Dataset items
↓↓↓
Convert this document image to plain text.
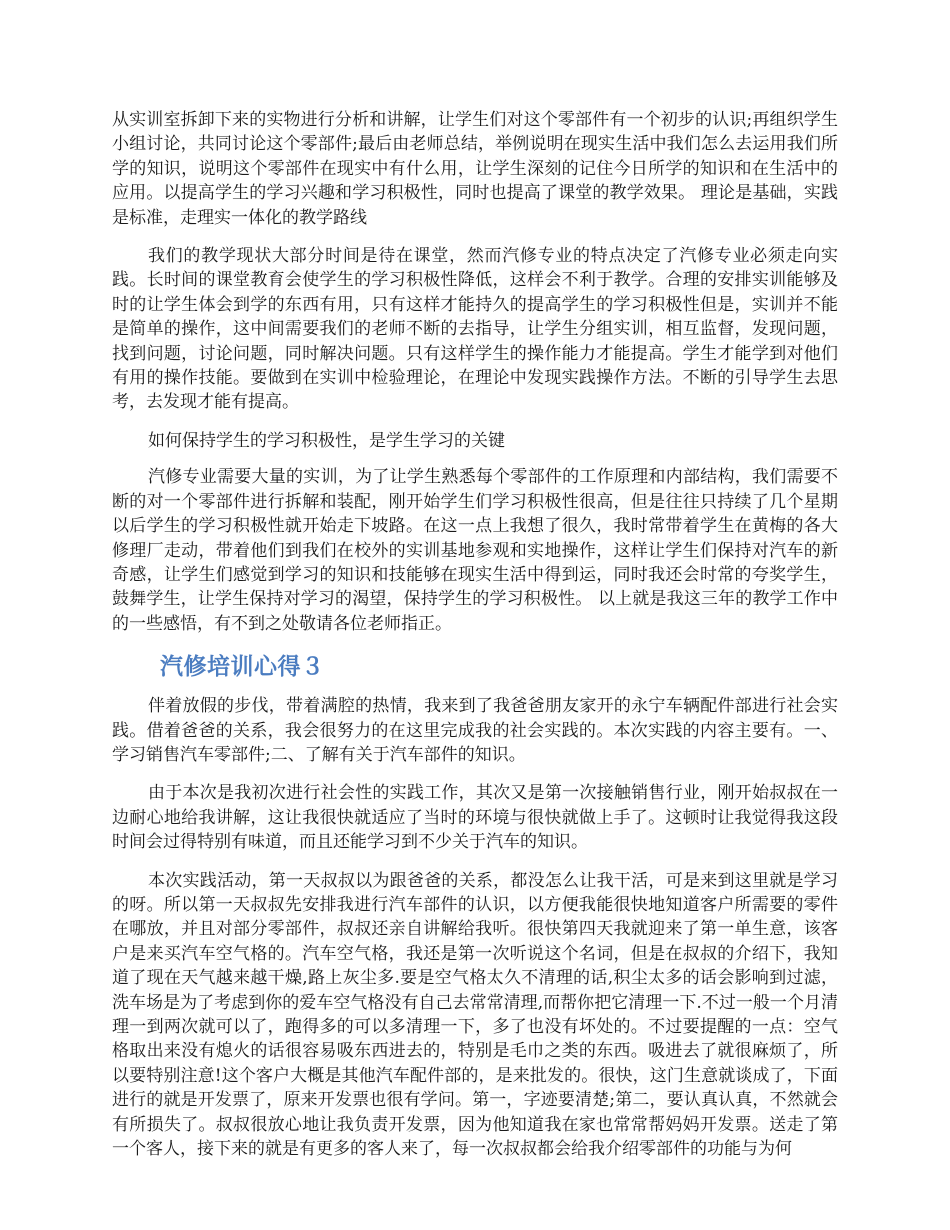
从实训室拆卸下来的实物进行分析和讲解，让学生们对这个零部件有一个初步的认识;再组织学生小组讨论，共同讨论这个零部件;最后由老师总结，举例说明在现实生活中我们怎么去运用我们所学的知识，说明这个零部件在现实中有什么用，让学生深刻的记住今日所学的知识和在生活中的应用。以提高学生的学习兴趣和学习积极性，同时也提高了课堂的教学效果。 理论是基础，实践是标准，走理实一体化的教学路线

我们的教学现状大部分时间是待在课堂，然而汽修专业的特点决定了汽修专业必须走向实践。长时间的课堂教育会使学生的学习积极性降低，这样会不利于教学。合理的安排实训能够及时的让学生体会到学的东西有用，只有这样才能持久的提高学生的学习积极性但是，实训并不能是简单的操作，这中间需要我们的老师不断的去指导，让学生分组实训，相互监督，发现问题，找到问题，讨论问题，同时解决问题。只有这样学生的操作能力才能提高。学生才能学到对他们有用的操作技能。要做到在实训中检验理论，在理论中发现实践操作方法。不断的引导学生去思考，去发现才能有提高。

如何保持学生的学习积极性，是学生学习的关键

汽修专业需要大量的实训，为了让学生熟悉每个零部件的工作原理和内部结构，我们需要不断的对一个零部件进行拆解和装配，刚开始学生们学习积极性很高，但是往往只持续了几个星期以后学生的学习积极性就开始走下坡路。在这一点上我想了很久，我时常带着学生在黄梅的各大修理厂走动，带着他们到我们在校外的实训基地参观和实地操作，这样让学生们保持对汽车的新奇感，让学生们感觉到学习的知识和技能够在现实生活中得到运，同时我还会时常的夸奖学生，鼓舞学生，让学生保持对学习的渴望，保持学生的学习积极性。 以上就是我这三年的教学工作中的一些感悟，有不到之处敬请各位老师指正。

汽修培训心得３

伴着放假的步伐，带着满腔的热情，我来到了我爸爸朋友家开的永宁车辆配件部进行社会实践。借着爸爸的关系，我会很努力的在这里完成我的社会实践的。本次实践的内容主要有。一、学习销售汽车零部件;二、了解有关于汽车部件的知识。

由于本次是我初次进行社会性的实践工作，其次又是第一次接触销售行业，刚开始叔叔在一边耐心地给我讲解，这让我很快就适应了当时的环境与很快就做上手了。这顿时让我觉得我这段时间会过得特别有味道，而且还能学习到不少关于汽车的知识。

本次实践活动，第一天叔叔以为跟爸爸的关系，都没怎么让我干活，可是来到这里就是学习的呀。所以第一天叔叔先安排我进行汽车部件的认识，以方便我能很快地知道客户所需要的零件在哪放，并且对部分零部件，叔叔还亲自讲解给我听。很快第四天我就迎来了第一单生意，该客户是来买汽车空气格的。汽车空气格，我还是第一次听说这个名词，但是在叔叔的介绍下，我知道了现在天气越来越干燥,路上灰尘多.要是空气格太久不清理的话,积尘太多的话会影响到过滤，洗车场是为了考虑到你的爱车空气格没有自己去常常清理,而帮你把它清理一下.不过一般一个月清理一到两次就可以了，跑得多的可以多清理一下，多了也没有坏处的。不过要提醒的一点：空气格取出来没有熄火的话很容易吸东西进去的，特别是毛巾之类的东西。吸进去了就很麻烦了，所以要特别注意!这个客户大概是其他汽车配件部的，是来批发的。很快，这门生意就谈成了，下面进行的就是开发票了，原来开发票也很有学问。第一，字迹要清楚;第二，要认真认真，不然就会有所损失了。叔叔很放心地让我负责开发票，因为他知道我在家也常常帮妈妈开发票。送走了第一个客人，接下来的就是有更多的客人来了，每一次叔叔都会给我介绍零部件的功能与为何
↑↑↑
↓↓↓
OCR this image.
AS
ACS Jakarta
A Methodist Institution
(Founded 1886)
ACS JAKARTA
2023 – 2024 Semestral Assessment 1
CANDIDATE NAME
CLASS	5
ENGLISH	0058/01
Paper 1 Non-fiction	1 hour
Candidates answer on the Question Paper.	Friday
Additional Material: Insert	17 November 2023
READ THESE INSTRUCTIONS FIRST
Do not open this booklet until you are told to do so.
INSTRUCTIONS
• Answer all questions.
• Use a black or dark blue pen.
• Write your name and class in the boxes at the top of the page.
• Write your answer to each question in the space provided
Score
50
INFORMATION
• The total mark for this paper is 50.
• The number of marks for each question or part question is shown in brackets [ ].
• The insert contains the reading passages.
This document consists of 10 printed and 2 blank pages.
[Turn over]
↑↑↑
↓↓↓
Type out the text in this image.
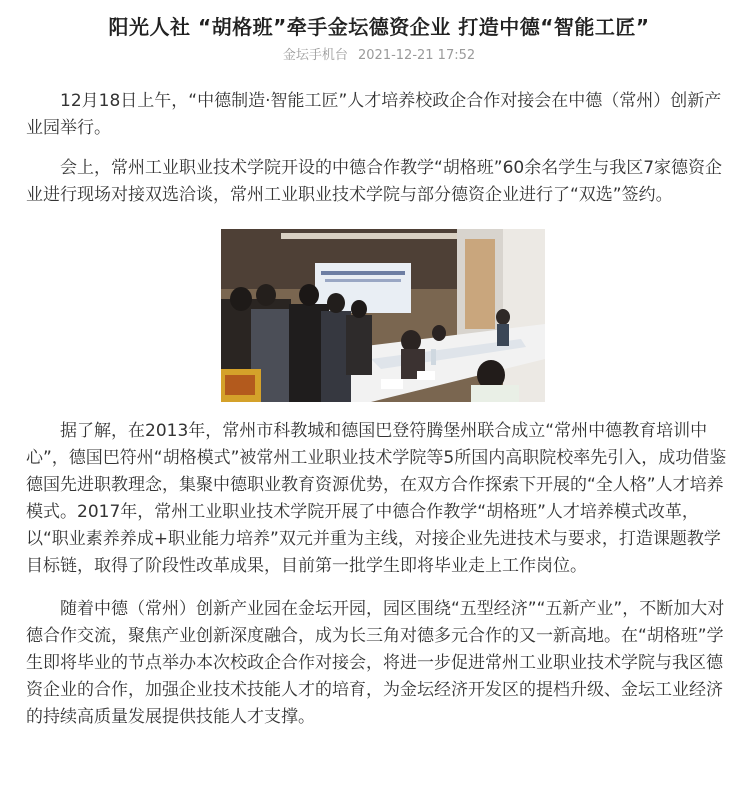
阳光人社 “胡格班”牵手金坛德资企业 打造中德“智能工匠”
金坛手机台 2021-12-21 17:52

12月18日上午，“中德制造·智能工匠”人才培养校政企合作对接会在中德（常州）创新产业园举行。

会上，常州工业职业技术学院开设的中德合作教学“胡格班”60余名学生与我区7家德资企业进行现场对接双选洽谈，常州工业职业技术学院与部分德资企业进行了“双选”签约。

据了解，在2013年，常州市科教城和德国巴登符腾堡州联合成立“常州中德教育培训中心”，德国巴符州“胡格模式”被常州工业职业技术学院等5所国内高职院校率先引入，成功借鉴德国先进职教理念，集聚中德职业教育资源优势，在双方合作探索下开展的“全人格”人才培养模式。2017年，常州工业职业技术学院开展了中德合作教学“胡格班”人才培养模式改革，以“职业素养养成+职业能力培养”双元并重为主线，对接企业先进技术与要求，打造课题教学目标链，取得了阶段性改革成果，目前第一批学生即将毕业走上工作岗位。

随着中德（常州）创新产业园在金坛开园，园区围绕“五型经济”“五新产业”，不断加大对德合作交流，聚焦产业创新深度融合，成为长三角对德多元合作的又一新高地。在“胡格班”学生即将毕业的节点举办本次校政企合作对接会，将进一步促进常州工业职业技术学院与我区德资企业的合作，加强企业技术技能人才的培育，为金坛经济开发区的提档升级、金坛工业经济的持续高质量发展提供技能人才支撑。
↑↑↑
### Aim
Copy and report every line where the word "each" is present.

### Solution below
• Write your answer to each question in the space provided
• The number of marks for each question or part question is shown in brackets [ ].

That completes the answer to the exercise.